• _WORK REQUIRED_: Copy out each line of the records below that contains the string "FancyBboxPatch".

>> start DATA SUPPLIED

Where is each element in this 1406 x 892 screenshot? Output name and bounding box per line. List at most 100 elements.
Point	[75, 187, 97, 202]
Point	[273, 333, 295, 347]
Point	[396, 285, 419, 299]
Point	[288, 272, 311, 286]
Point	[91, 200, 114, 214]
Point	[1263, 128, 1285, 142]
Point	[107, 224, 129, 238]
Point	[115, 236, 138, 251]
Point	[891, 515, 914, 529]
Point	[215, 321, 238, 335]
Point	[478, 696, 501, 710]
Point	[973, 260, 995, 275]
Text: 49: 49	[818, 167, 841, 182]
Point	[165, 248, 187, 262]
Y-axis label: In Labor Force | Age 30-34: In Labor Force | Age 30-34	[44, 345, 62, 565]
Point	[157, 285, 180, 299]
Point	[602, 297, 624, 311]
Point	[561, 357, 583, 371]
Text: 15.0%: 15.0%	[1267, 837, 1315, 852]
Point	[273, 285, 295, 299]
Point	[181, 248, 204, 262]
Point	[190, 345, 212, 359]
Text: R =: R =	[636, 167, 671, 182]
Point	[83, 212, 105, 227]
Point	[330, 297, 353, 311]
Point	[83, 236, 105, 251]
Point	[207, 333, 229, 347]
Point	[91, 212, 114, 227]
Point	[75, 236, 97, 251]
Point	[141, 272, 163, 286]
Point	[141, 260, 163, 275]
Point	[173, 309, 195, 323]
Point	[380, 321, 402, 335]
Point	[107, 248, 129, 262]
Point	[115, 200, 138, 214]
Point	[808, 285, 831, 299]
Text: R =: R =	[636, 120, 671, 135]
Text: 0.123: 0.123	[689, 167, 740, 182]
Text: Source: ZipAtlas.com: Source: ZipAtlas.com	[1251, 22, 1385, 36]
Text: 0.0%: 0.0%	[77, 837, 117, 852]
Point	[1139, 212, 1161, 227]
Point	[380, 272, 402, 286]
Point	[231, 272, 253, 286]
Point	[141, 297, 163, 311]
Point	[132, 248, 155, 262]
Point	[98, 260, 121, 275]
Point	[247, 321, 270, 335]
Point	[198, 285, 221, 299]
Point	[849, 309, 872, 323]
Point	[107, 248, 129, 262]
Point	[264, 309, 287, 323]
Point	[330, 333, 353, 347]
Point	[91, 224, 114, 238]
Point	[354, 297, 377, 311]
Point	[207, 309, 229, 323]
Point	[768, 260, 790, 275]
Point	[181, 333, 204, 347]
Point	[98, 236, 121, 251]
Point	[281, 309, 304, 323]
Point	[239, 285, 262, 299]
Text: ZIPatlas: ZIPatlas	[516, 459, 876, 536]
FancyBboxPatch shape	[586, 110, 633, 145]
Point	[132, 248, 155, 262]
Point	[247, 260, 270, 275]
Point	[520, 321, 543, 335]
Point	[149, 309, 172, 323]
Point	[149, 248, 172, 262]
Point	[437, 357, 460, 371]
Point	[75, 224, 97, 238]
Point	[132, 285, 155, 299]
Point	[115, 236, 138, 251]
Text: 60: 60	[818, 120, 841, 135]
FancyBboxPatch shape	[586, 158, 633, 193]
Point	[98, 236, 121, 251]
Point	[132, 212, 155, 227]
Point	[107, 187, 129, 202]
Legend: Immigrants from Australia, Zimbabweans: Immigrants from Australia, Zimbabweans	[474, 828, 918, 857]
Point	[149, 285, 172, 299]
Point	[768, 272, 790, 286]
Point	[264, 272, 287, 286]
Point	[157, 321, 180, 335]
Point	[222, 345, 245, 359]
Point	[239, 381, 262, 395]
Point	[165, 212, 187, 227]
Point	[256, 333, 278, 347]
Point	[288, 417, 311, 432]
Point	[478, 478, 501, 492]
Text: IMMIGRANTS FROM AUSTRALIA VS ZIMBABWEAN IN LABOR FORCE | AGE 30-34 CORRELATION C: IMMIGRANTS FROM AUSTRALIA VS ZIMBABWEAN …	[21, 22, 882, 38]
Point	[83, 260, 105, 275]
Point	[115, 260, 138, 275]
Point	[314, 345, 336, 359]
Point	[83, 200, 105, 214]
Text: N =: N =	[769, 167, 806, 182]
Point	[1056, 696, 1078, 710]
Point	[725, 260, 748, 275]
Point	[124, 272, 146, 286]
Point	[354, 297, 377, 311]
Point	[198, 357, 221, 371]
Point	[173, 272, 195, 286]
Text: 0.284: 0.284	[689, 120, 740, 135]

>> end DATA SUPPLIED

• _TASK RESPONSE_:
FancyBboxPatch shape	[586, 110, 633, 145]
FancyBboxPatch shape	[586, 158, 633, 193]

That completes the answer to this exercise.